--- Supplied records ---
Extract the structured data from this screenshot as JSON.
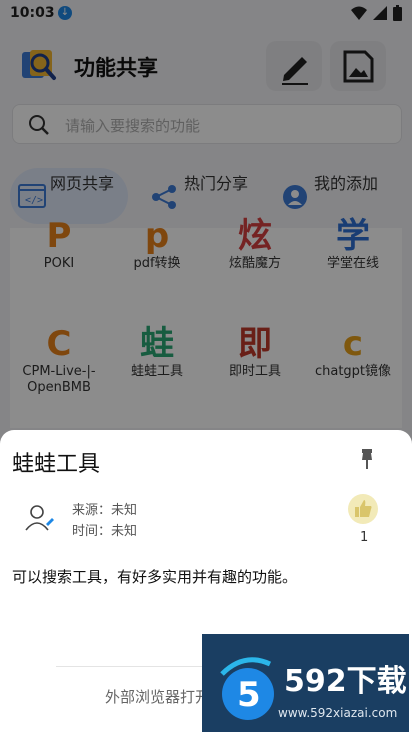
{
  "status_bar": {
    "time": "10:03"
  },
  "header": {
    "title": "功能共享"
  },
  "search": {
    "placeholder": "请输入要搜索的功能"
  },
  "tabs": [
    {
      "label": "网页共享",
      "active": true
    },
    {
      "label": "热门分享",
      "active": false
    },
    {
      "label": "我的添加",
      "active": false
    }
  ],
  "grid": {
    "items": [
      {
        "initial": "P",
        "name": "POKI",
        "color": "#e8821b"
      },
      {
        "initial": "p",
        "name": "pdf转换",
        "color": "#e8821b"
      },
      {
        "initial": "炫",
        "name": "炫酷魔方",
        "color": "#d64040"
      },
      {
        "initial": "学",
        "name": "学堂在线",
        "color": "#2e6fd4"
      },
      {
        "initial": "C",
        "name": "CPM-Live-|-OpenBMB",
        "color": "#e8821b"
      },
      {
        "initial": "蛙",
        "name": "蛙蛙工具",
        "color": "#2aa876"
      },
      {
        "initial": "即",
        "name": "即时工具",
        "color": "#c0392b"
      },
      {
        "initial": "c",
        "name": "chatgpt镜像",
        "color": "#e8a01b"
      }
    ]
  },
  "dialog": {
    "title": "蛙蛙工具",
    "source_label": "来源：未知",
    "time_label": "时间：未知",
    "like_count": "1",
    "description": "可以搜索工具，有好多实用并有趣的功能。",
    "open_button": "外部浏览器打开"
  },
  "watermark": {
    "brand": "592下载",
    "url": "www.592xiazai.com"
  }
}
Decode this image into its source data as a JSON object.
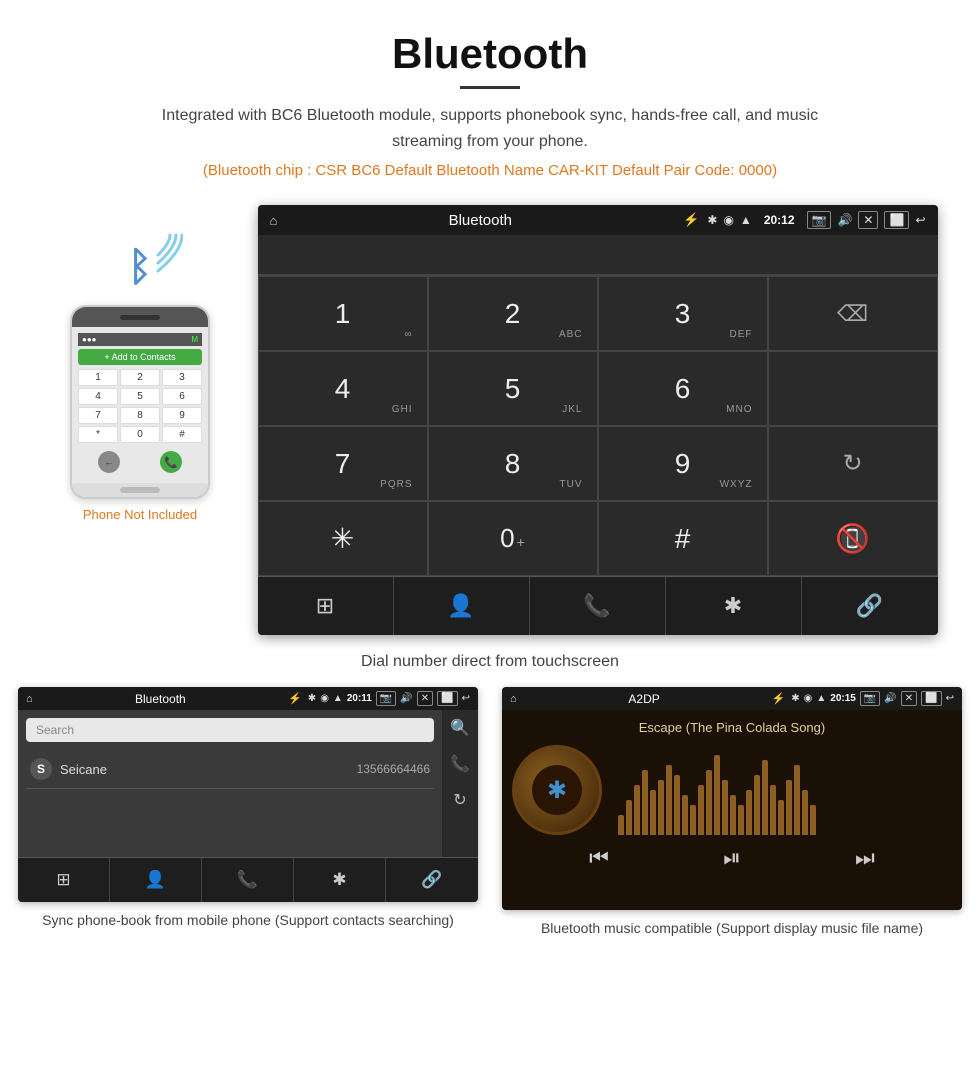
{
  "header": {
    "title": "Bluetooth",
    "description": "Integrated with BC6 Bluetooth module, supports phonebook sync, hands-free call, and music streaming from your phone.",
    "specs": "(Bluetooth chip : CSR BC6    Default Bluetooth Name CAR-KIT    Default Pair Code: 0000)"
  },
  "phone_side": {
    "not_included_label": "Phone Not Included",
    "add_contacts": "+ Add to Contacts",
    "keys": [
      "1",
      "2",
      "3",
      "4",
      "5",
      "6",
      "7",
      "8",
      "9",
      "*",
      "0",
      "#"
    ]
  },
  "car_screen": {
    "status_bar": {
      "title": "Bluetooth",
      "time": "20:12"
    },
    "dialpad": [
      {
        "main": "1",
        "sub": ""
      },
      {
        "main": "2",
        "sub": "ABC"
      },
      {
        "main": "3",
        "sub": "DEF"
      },
      {
        "main": "",
        "sub": ""
      },
      {
        "main": "4",
        "sub": "GHI"
      },
      {
        "main": "5",
        "sub": "JKL"
      },
      {
        "main": "6",
        "sub": "MNO"
      },
      {
        "main": "",
        "sub": ""
      },
      {
        "main": "7",
        "sub": "PQRS"
      },
      {
        "main": "8",
        "sub": "TUV"
      },
      {
        "main": "9",
        "sub": "WXYZ"
      },
      {
        "main": "reload",
        "sub": ""
      },
      {
        "main": "*",
        "sub": ""
      },
      {
        "main": "0+",
        "sub": ""
      },
      {
        "main": "#",
        "sub": ""
      },
      {
        "main": "call_end",
        "sub": ""
      }
    ],
    "bottom_nav": [
      "grid",
      "person",
      "phone",
      "bluetooth",
      "link"
    ]
  },
  "main_caption": "Dial number direct from touchscreen",
  "phonebook_screen": {
    "status_bar": {
      "title": "Bluetooth",
      "time": "20:11"
    },
    "search_placeholder": "Search",
    "contacts": [
      {
        "letter": "S",
        "name": "Seicane",
        "number": "13566664466"
      }
    ],
    "bottom_nav": [
      "grid",
      "person",
      "phone",
      "bluetooth",
      "link"
    ]
  },
  "music_screen": {
    "status_bar": {
      "title": "A2DP",
      "time": "20:15"
    },
    "song_title": "Escape (The Pina Colada Song)",
    "viz_heights": [
      20,
      35,
      50,
      65,
      45,
      55,
      70,
      60,
      40,
      30,
      50,
      65,
      80,
      55,
      40,
      30,
      45,
      60,
      75,
      50,
      35,
      55,
      70,
      45,
      30
    ],
    "controls": [
      "prev",
      "play_pause",
      "next"
    ]
  },
  "bottom_captions": {
    "phonebook": "Sync phone-book from mobile phone\n(Support contacts searching)",
    "music": "Bluetooth music compatible\n(Support display music file name)"
  }
}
---
_What is expected_: Pull every line containing the word "JSON" out of the material and copy it.

_The completed task_:
Extract the structured data from this screenshot as JSON.
Decode this image into its source data as a JSON object.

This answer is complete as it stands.